Entries with figure data:
§ §
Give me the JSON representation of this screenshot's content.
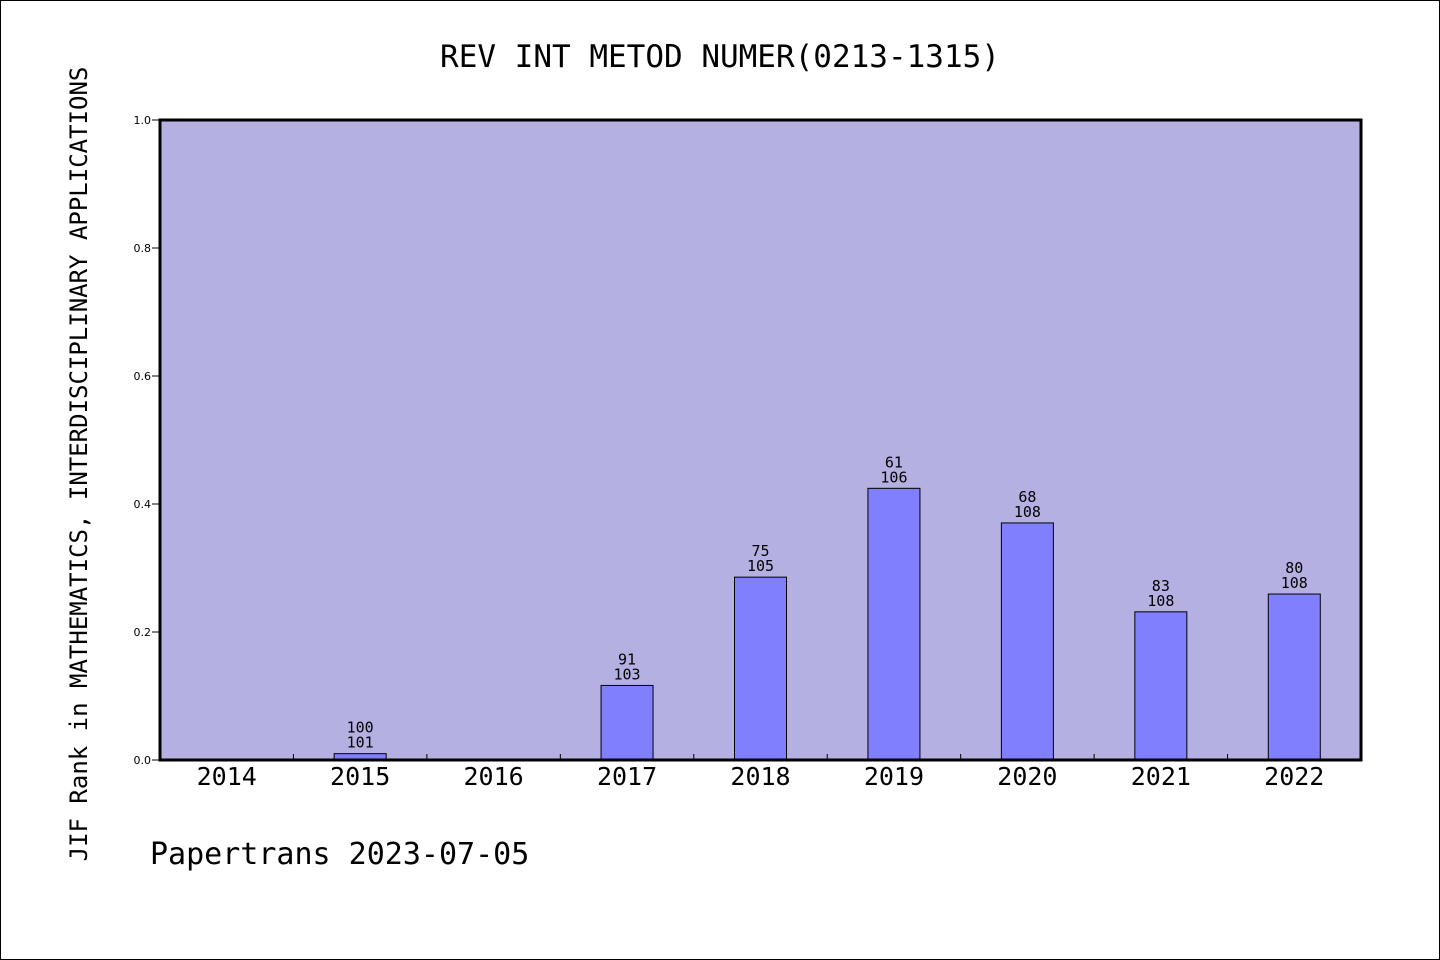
{
  "chart_data": {
    "type": "bar",
    "title": "REV INT METOD NUMER(0213-1315)",
    "ylabel": "JIF Rank in MATHEMATICS,  INTERDISCIPLINARY APPLICATIONS",
    "xlabel": "",
    "footer": "Papertrans 2023-07-05",
    "categories": [
      "2014",
      "2015",
      "2016",
      "2017",
      "2018",
      "2019",
      "2020",
      "2021",
      "2022"
    ],
    "values": [
      null,
      0.0099,
      null,
      0.1165,
      0.2857,
      0.4245,
      0.3704,
      0.2315,
      0.2593
    ],
    "label_top": [
      null,
      "100",
      null,
      "91",
      "75",
      "61",
      "68",
      "83",
      "80"
    ],
    "label_bottom": [
      null,
      "101",
      null,
      "103",
      "105",
      "106",
      "108",
      "108",
      "108"
    ],
    "ylim": [
      0,
      1.0
    ],
    "yticks": [
      "0.0",
      "0.2",
      "0.4",
      "0.6",
      "0.8",
      "1.0"
    ],
    "plot_bg": "#b5b0e2",
    "bar_color": "#8080ff"
  }
}
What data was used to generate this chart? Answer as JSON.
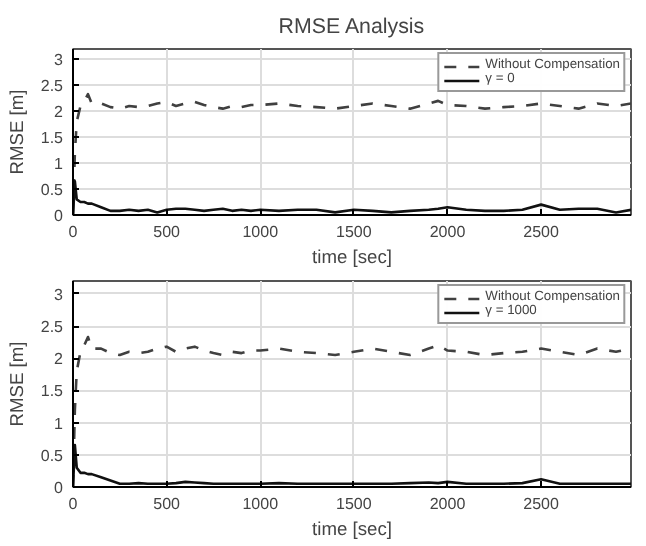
{
  "chart_data": [
    {
      "type": "line",
      "title": "RMSE Analysis",
      "xlabel": "time [sec]",
      "ylabel": "RMSE [m]",
      "xlim": [
        0,
        2980
      ],
      "ylim": [
        0,
        3.2
      ],
      "xticks": [
        0,
        500,
        1000,
        1500,
        2000,
        2500
      ],
      "yticks": [
        0,
        0.5,
        1,
        1.5,
        2,
        2.5,
        3
      ],
      "grid": true,
      "legend": "top right",
      "marker": "none",
      "x": [
        0,
        10,
        20,
        40,
        60,
        80,
        100,
        150,
        200,
        250,
        300,
        350,
        400,
        450,
        500,
        550,
        600,
        650,
        700,
        750,
        800,
        850,
        900,
        950,
        1000,
        1100,
        1200,
        1300,
        1400,
        1500,
        1600,
        1700,
        1800,
        1900,
        1950,
        2000,
        2100,
        2200,
        2300,
        2400,
        2500,
        2600,
        2700,
        2800,
        2900,
        2980
      ],
      "series": [
        {
          "name": "Without Compensation",
          "color": "#404040",
          "line_style": "dashed",
          "values": [
            0,
            1.2,
            1.8,
            2.1,
            2.2,
            2.33,
            2.15,
            2.15,
            2.08,
            2.05,
            2.1,
            2.08,
            2.1,
            2.15,
            2.18,
            2.1,
            2.15,
            2.18,
            2.12,
            2.08,
            2.05,
            2.1,
            2.08,
            2.12,
            2.12,
            2.15,
            2.1,
            2.08,
            2.05,
            2.1,
            2.15,
            2.1,
            2.05,
            2.15,
            2.2,
            2.12,
            2.1,
            2.05,
            2.08,
            2.1,
            2.15,
            2.1,
            2.05,
            2.15,
            2.1,
            2.15
          ]
        },
        {
          "name": "γ = 0",
          "color": "#111111",
          "line_style": "solid",
          "values": [
            0,
            0.65,
            0.3,
            0.25,
            0.25,
            0.22,
            0.22,
            0.15,
            0.08,
            0.08,
            0.1,
            0.08,
            0.1,
            0.05,
            0.1,
            0.12,
            0.12,
            0.1,
            0.08,
            0.1,
            0.12,
            0.08,
            0.1,
            0.08,
            0.1,
            0.08,
            0.1,
            0.1,
            0.05,
            0.1,
            0.08,
            0.05,
            0.08,
            0.1,
            0.12,
            0.15,
            0.1,
            0.08,
            0.08,
            0.1,
            0.2,
            0.1,
            0.12,
            0.12,
            0.05,
            0.1
          ]
        }
      ]
    },
    {
      "type": "line",
      "xlabel": "time [sec]",
      "ylabel": "RMSE [m]",
      "xlim": [
        0,
        2980
      ],
      "ylim": [
        0,
        3.2
      ],
      "xticks": [
        0,
        500,
        1000,
        1500,
        2000,
        2500
      ],
      "yticks": [
        0,
        0.5,
        1,
        1.5,
        2,
        2.5,
        3
      ],
      "grid": true,
      "legend": "top right",
      "marker": "none",
      "x": [
        0,
        10,
        20,
        40,
        60,
        80,
        100,
        150,
        200,
        250,
        300,
        350,
        400,
        450,
        500,
        550,
        600,
        650,
        700,
        750,
        800,
        850,
        900,
        950,
        1000,
        1100,
        1200,
        1300,
        1400,
        1500,
        1600,
        1700,
        1800,
        1900,
        1950,
        2000,
        2100,
        2200,
        2300,
        2400,
        2500,
        2600,
        2700,
        2800,
        2900,
        2980
      ],
      "series": [
        {
          "name": "Without Compensation",
          "color": "#404040",
          "line_style": "dashed",
          "values": [
            0,
            1.2,
            1.8,
            2.1,
            2.2,
            2.33,
            2.15,
            2.15,
            2.08,
            2.05,
            2.1,
            2.08,
            2.1,
            2.15,
            2.18,
            2.1,
            2.15,
            2.18,
            2.12,
            2.08,
            2.05,
            2.1,
            2.08,
            2.12,
            2.12,
            2.15,
            2.1,
            2.08,
            2.05,
            2.1,
            2.15,
            2.1,
            2.05,
            2.15,
            2.2,
            2.12,
            2.1,
            2.05,
            2.08,
            2.1,
            2.15,
            2.1,
            2.05,
            2.15,
            2.1,
            2.15
          ]
        },
        {
          "name": "γ = 1000",
          "color": "#111111",
          "line_style": "solid",
          "values": [
            0,
            0.65,
            0.3,
            0.22,
            0.22,
            0.2,
            0.2,
            0.15,
            0.1,
            0.05,
            0.05,
            0.06,
            0.05,
            0.05,
            0.05,
            0.06,
            0.08,
            0.07,
            0.06,
            0.05,
            0.05,
            0.05,
            0.05,
            0.05,
            0.05,
            0.06,
            0.05,
            0.05,
            0.05,
            0.05,
            0.05,
            0.05,
            0.06,
            0.07,
            0.06,
            0.08,
            0.05,
            0.05,
            0.05,
            0.06,
            0.12,
            0.05,
            0.05,
            0.05,
            0.05,
            0.05
          ]
        }
      ]
    }
  ]
}
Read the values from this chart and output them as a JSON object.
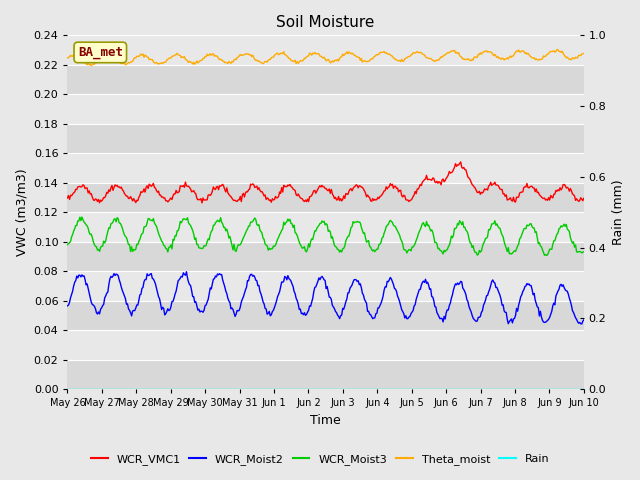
{
  "title": "Soil Moisture",
  "ylabel_left": "VWC (m3/m3)",
  "ylabel_right": "Rain (mm)",
  "xlabel": "Time",
  "ylim_left": [
    0.0,
    0.24
  ],
  "ylim_right": [
    0.0,
    1.0
  ],
  "bg_color": "#e8e8e8",
  "plot_bg_light": "#e8e8e8",
  "plot_bg_dark": "#d8d8d8",
  "annotation_text": "BA_met",
  "annotation_facecolor": "#ffffcc",
  "annotation_edgecolor": "#999900",
  "annotation_textcolor": "#880000",
  "n_points": 500,
  "colors": {
    "WCR_VMC1": "#ff0000",
    "WCR_Moist2": "#0000ff",
    "WCR_Moist3": "#00cc00",
    "Theta_moist": "#ffaa00",
    "Rain": "#00ffff"
  },
  "xtick_labels": [
    "May 26",
    "May 27",
    "May 28",
    "May 29",
    "May 30",
    "May 31",
    "Jun 1",
    "Jun 2",
    "Jun 3",
    "Jun 4",
    "Jun 5",
    "Jun 6",
    "Jun 7",
    "Jun 8",
    "Jun 9",
    "Jun 10"
  ],
  "ytick_left": [
    0.0,
    0.02,
    0.04,
    0.06,
    0.08,
    0.1,
    0.12,
    0.14,
    0.16,
    0.18,
    0.2,
    0.22,
    0.24
  ],
  "ytick_right": [
    0.0,
    0.2,
    0.4,
    0.6,
    0.8,
    1.0
  ]
}
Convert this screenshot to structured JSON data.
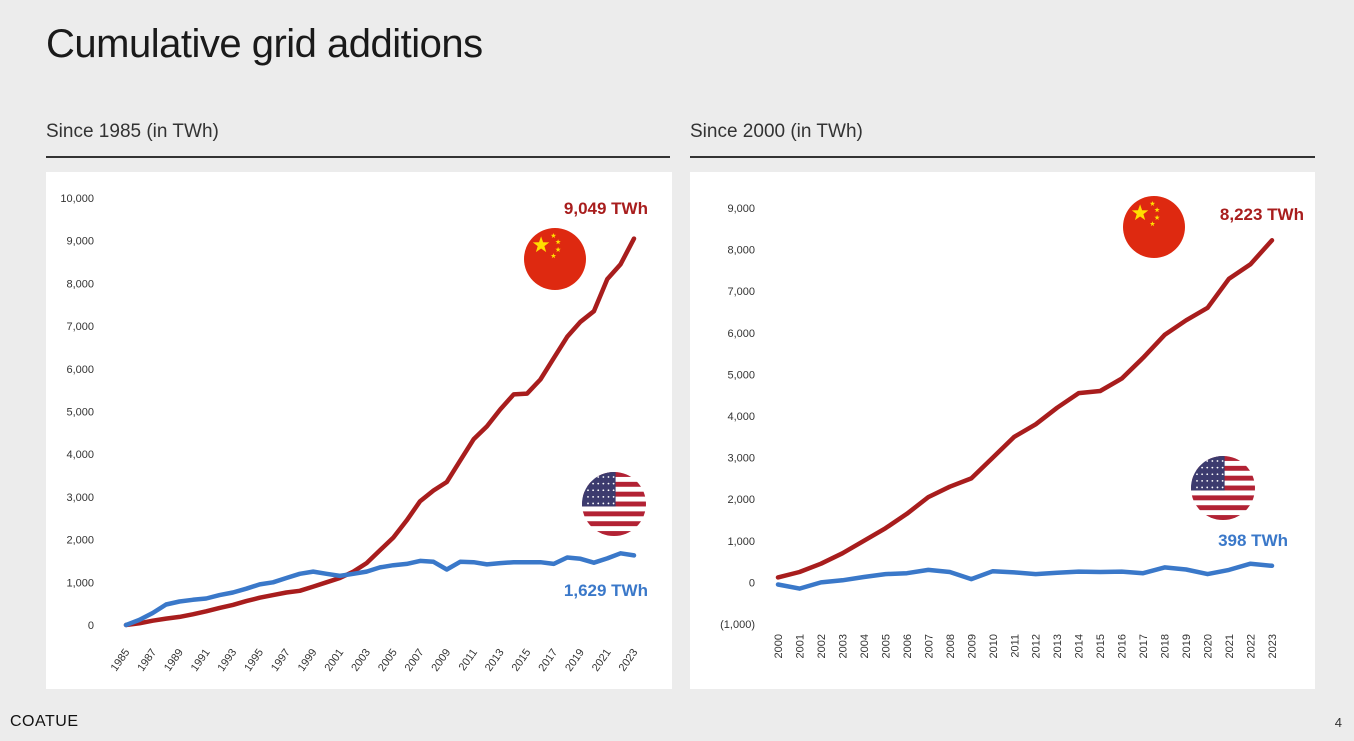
{
  "title": "Cumulative grid additions",
  "footer": {
    "brand": "COATUE",
    "page": "4"
  },
  "colors": {
    "china": "#a81d1d",
    "us": "#3a78c9"
  },
  "icons": [
    "china-flag-icon",
    "us-flag-icon"
  ],
  "chart_data": [
    {
      "type": "line",
      "title": "Since 1985 (in TWh)",
      "ylim": [
        0,
        10000
      ],
      "yticks": [
        0,
        1000,
        2000,
        3000,
        4000,
        5000,
        6000,
        7000,
        8000,
        9000,
        10000
      ],
      "ytick_labels": [
        "0",
        "1,000",
        "2,000",
        "3,000",
        "4,000",
        "5,000",
        "6,000",
        "7,000",
        "8,000",
        "9,000",
        "10,000"
      ],
      "xtick_labels": [
        "1985",
        "1987",
        "1989",
        "1991",
        "1993",
        "1995",
        "1997",
        "1999",
        "2001",
        "2003",
        "2005",
        "2007",
        "2009",
        "2011",
        "2013",
        "2015",
        "2017",
        "2019",
        "2021",
        "2023"
      ],
      "x": [
        1985,
        1986,
        1987,
        1988,
        1989,
        1990,
        1991,
        1992,
        1993,
        1994,
        1995,
        1996,
        1997,
        1998,
        1999,
        2000,
        2001,
        2002,
        2003,
        2004,
        2005,
        2006,
        2007,
        2008,
        2009,
        2010,
        2011,
        2012,
        2013,
        2014,
        2015,
        2016,
        2017,
        2018,
        2019,
        2020,
        2021,
        2022,
        2023
      ],
      "series": [
        {
          "key": "china",
          "values": [
            0,
            40,
            100,
            150,
            190,
            250,
            320,
            400,
            470,
            560,
            640,
            700,
            760,
            800,
            900,
            1000,
            1100,
            1250,
            1450,
            1750,
            2050,
            2450,
            2900,
            3150,
            3350,
            3850,
            4350,
            4650,
            5050,
            5400,
            5420,
            5750,
            6250,
            6750,
            7100,
            7350,
            8100,
            8450,
            9049
          ]
        },
        {
          "key": "us",
          "values": [
            0,
            120,
            280,
            480,
            550,
            590,
            620,
            700,
            760,
            850,
            950,
            1000,
            1100,
            1200,
            1250,
            1200,
            1150,
            1200,
            1250,
            1350,
            1400,
            1430,
            1500,
            1480,
            1300,
            1480,
            1470,
            1420,
            1450,
            1470,
            1470,
            1470,
            1430,
            1580,
            1550,
            1460,
            1560,
            1680,
            1629
          ]
        }
      ],
      "annotations": {
        "china": "9,049 TWh",
        "us": "1,629 TWh"
      }
    },
    {
      "type": "line",
      "title": "Since 2000 (in TWh)",
      "ylim": [
        -1000,
        9000
      ],
      "yticks": [
        -1000,
        0,
        1000,
        2000,
        3000,
        4000,
        5000,
        6000,
        7000,
        8000,
        9000
      ],
      "ytick_labels": [
        "(1,000)",
        "0",
        "1,000",
        "2,000",
        "3,000",
        "4,000",
        "5,000",
        "6,000",
        "7,000",
        "8,000",
        "9,000"
      ],
      "xtick_labels": [
        "2000",
        "2001",
        "2002",
        "2003",
        "2004",
        "2005",
        "2006",
        "2007",
        "2008",
        "2009",
        "2010",
        "2011",
        "2012",
        "2013",
        "2014",
        "2015",
        "2016",
        "2017",
        "2018",
        "2019",
        "2020",
        "2021",
        "2022",
        "2023"
      ],
      "x": [
        2000,
        2001,
        2002,
        2003,
        2004,
        2005,
        2006,
        2007,
        2008,
        2009,
        2010,
        2011,
        2012,
        2013,
        2014,
        2015,
        2016,
        2017,
        2018,
        2019,
        2020,
        2021,
        2022,
        2023
      ],
      "series": [
        {
          "key": "china",
          "values": [
            120,
            250,
            450,
            700,
            1000,
            1300,
            1650,
            2050,
            2300,
            2500,
            3000,
            3500,
            3800,
            4200,
            4550,
            4600,
            4900,
            5400,
            5950,
            6300,
            6600,
            7300,
            7650,
            8223
          ]
        },
        {
          "key": "us",
          "values": [
            -50,
            -150,
            0,
            50,
            130,
            200,
            220,
            300,
            250,
            80,
            270,
            240,
            200,
            230,
            260,
            250,
            260,
            220,
            360,
            310,
            200,
            300,
            450,
            398
          ]
        }
      ],
      "annotations": {
        "china": "8,223 TWh",
        "us": "398 TWh"
      }
    }
  ]
}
§ §
→ SHORT EXERCISE
Which lines hold the word "this"? Copy all of them.

→ COMPLETED TASK
Give me the JSON representation of this screenshot's content.
What data was used to generate this chart? Answer as JSON.
Read the values from this chart and output them as a JSON object.
Convert this screenshot to structured JSON data.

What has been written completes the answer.